--- Task instructions ---
Leaving out the pictures, retype all the material exactly.
-- Start Data excerpts --
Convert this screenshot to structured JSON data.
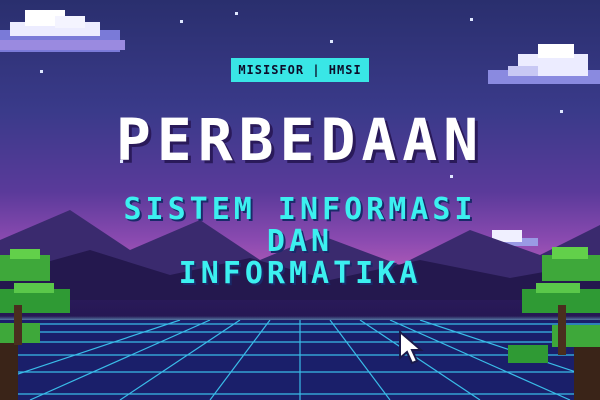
{
  "badge": {
    "label": "MISISFOR | HMSI"
  },
  "title": {
    "main": "PERBEDAAN"
  },
  "subtitle": {
    "line1": "SISTEM INFORMASI",
    "line2": "DAN",
    "line3": "INFORMATIKA"
  },
  "colors": {
    "accent": "#39e6e6",
    "title": "#ffffff",
    "subtitle": "#3cf0f0",
    "sky_top": "#2a2f6e",
    "sky_glow": "#b05ab8",
    "grid": "#3fd8ff"
  },
  "icons": [
    "cloud-icon",
    "tree-icon",
    "cursor-arrow-icon",
    "mountain-icon",
    "star-icon"
  ]
}
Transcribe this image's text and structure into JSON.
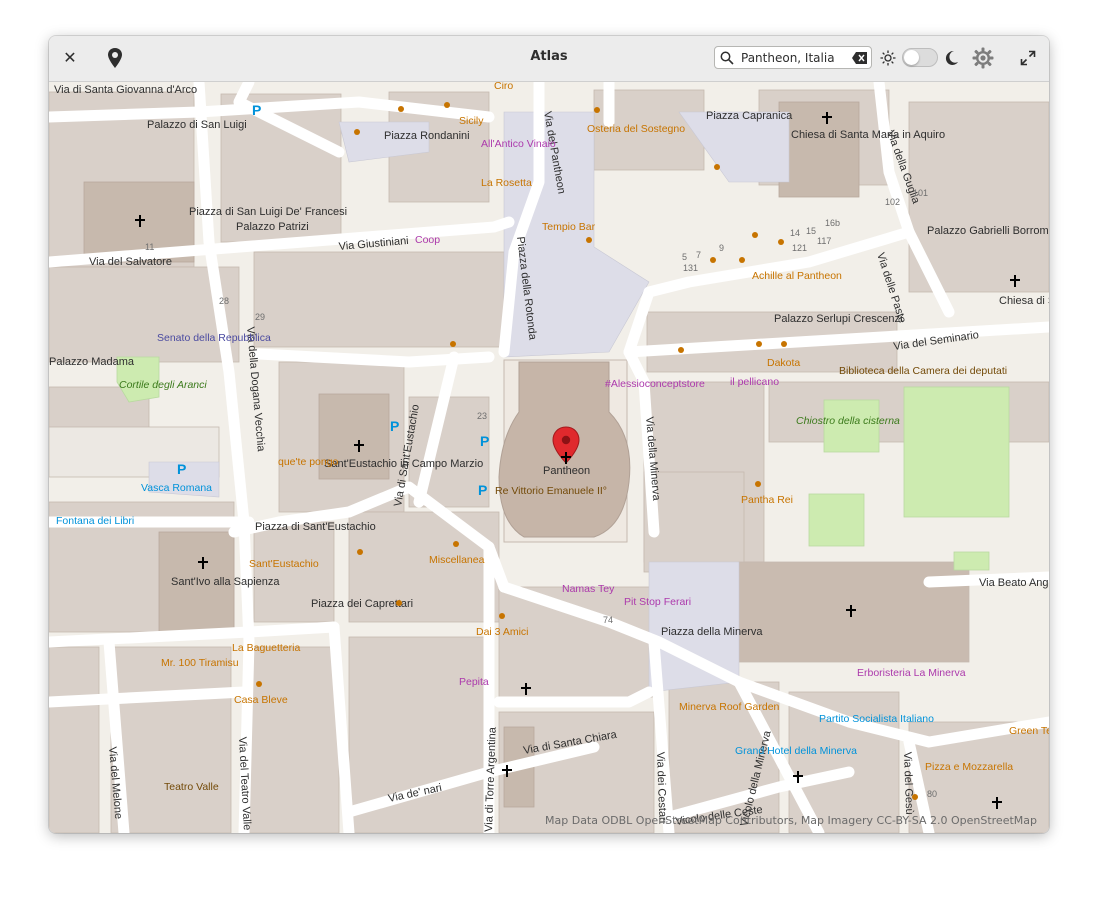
{
  "window": {
    "title": "Atlas"
  },
  "search": {
    "value": "Pantheon, Italia"
  },
  "map": {
    "attribution": "Map Data ODBL OpenStreetMap Contributors, Map Imagery CC-BY-SA 2.0 OpenStreetMap",
    "selected_place": "Pantheon",
    "streets": [
      "Via Giustiniani",
      "Via del Salvatore",
      "Via della Dogana Vecchia",
      "Via di Sant'Eustachio",
      "Via del Pantheon",
      "Piazza della Rotonda",
      "Via della Minerva",
      "Via del Seminario",
      "Via di Santa Chiara",
      "Via di Torre Argentina",
      "Via del Teatro Valle",
      "Via del Melone",
      "Via de' nari",
      "Via dei Cestari",
      "Vicolo della Minerva",
      "Vicolo delle Ceste",
      "Via delle Paste",
      "Via della Guglia",
      "Via Beato Angelico",
      "Via di Santa Giovanna d'Arco",
      "Via del Gesù"
    ],
    "squares": [
      "Piazza Rondanini",
      "Piazza Capranica",
      "Piazza di San Luigi De' Francesi",
      "Piazza di Sant'Eustachio",
      "Piazza dei Caprettari",
      "Piazza della Minerva",
      "Palazzo di San Luigi",
      "Palazzo Patrizi",
      "Palazzo Madama",
      "Palazzo Serlupi Crescenzi",
      "Palazzo Gabrielli Borromeo"
    ],
    "churches": [
      "Chiesa di Santa Maria in Aquiro",
      "Sant'Eustachio in Campo Marzio",
      "Sant'Ivo alla Sapienza",
      "Chiesa di San Macuto"
    ],
    "pois": [
      "Sicily",
      "Ciro",
      "All'Antico Vinaio",
      "La Rosetta",
      "Osteria del Sostegno",
      "Tempio Bar",
      "Achille al Pantheon",
      "Dakota",
      "il pellicano",
      "#Alessioconceptstore",
      "Biblioteca della Camera dei deputati",
      "Chiostro della cisterna",
      "Pantha Rei",
      "Re Vittorio Emanuele II°",
      "que'te pongo",
      "Sant'Eustachio",
      "Miscellanea",
      "Namas Tey",
      "Pit Stop Ferari",
      "Dai 3 Amici",
      "Pepita",
      "Mr. 100 Tiramisu",
      "La Baguetteria",
      "Casa Bleve",
      "Teatro Valle",
      "Minerva Roof Garden",
      "Grand Hotel della Minerva",
      "Partito Socialista Italiano",
      "Erboristeria La Minerva",
      "Pizza e Mozzarella",
      "Green Tea",
      "Senato della Repubblica",
      "Cortile degli Aranci",
      "Vasca Romana",
      "Fontana dei Libri",
      "Coop"
    ],
    "house_numbers": [
      "11",
      "28",
      "29",
      "23",
      "74",
      "5",
      "7",
      "9",
      "131",
      "121",
      "117",
      "14",
      "15",
      "16b",
      "101",
      "102",
      "80"
    ]
  }
}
-- End Data excerpts --
--- Solution below ---
Convert this screenshot to structured JSON data.
{
  "badge": {
    "label": "MISISFOR | HMSI"
  },
  "title": {
    "main": "PERBEDAAN"
  },
  "subtitle": {
    "line1": "SISTEM INFORMASI",
    "line2": "DAN",
    "line3": "INFORMATIKA"
  },
  "colors": {
    "accent": "#39e6e6",
    "title": "#ffffff",
    "subtitle": "#3cf0f0",
    "sky_top": "#2a2f6e",
    "sky_glow": "#b05ab8",
    "grid": "#3fd8ff"
  },
  "icons": [
    "cloud-icon",
    "tree-icon",
    "cursor-arrow-icon",
    "mountain-icon",
    "star-icon"
  ]
}
Transcribe this image's text and structure into JSON.
{
  "window": {
    "title": "Atlas"
  },
  "search": {
    "value": "Pantheon, Italia"
  },
  "map": {
    "attribution": "Map Data ODBL OpenStreetMap Contributors, Map Imagery CC-BY-SA 2.0 OpenStreetMap",
    "selected_place": "Pantheon",
    "streets": [
      "Via Giustiniani",
      "Via del Salvatore",
      "Via della Dogana Vecchia",
      "Via di Sant'Eustachio",
      "Via del Pantheon",
      "Piazza della Rotonda",
      "Via della Minerva",
      "Via del Seminario",
      "Via di Santa Chiara",
      "Via di Torre Argentina",
      "Via del Teatro Valle",
      "Via del Melone",
      "Via de' nari",
      "Via dei Cestari",
      "Vicolo della Minerva",
      "Vicolo delle Ceste",
      "Via delle Paste",
      "Via della Guglia",
      "Via Beato Angelico",
      "Via di Santa Giovanna d'Arco",
      "Via del Gesù"
    ],
    "squares": [
      "Piazza Rondanini",
      "Piazza Capranica",
      "Piazza di San Luigi De' Francesi",
      "Piazza di Sant'Eustachio",
      "Piazza dei Caprettari",
      "Piazza della Minerva",
      "Palazzo di San Luigi",
      "Palazzo Patrizi",
      "Palazzo Madama",
      "Palazzo Serlupi Crescenzi",
      "Palazzo Gabrielli Borromeo"
    ],
    "churches": [
      "Chiesa di Santa Maria in Aquiro",
      "Sant'Eustachio in Campo Marzio",
      "Sant'Ivo alla Sapienza",
      "Chiesa di San Macuto"
    ],
    "pois": [
      "Sicily",
      "Ciro",
      "All'Antico Vinaio",
      "La Rosetta",
      "Osteria del Sostegno",
      "Tempio Bar",
      "Achille al Pantheon",
      "Dakota",
      "il pellicano",
      "#Alessioconceptstore",
      "Biblioteca della Camera dei deputati",
      "Chiostro della cisterna",
      "Pantha Rei",
      "Re Vittorio Emanuele II°",
      "que'te pongo",
      "Sant'Eustachio",
      "Miscellanea",
      "Namas Tey",
      "Pit Stop Ferari",
      "Dai 3 Amici",
      "Pepita",
      "Mr. 100 Tiramisu",
      "La Baguetteria",
      "Casa Bleve",
      "Teatro Valle",
      "Minerva Roof Garden",
      "Grand Hotel della Minerva",
      "Partito Socialista Italiano",
      "Erboristeria La Minerva",
      "Pizza e Mozzarella",
      "Green Tea",
      "Senato della Repubblica",
      "Cortile degli Aranci",
      "Vasca Romana",
      "Fontana dei Libri",
      "Coop"
    ],
    "house_numbers": [
      "11",
      "28",
      "29",
      "23",
      "74",
      "5",
      "7",
      "9",
      "131",
      "121",
      "117",
      "14",
      "15",
      "16b",
      "101",
      "102",
      "80"
    ]
  }
}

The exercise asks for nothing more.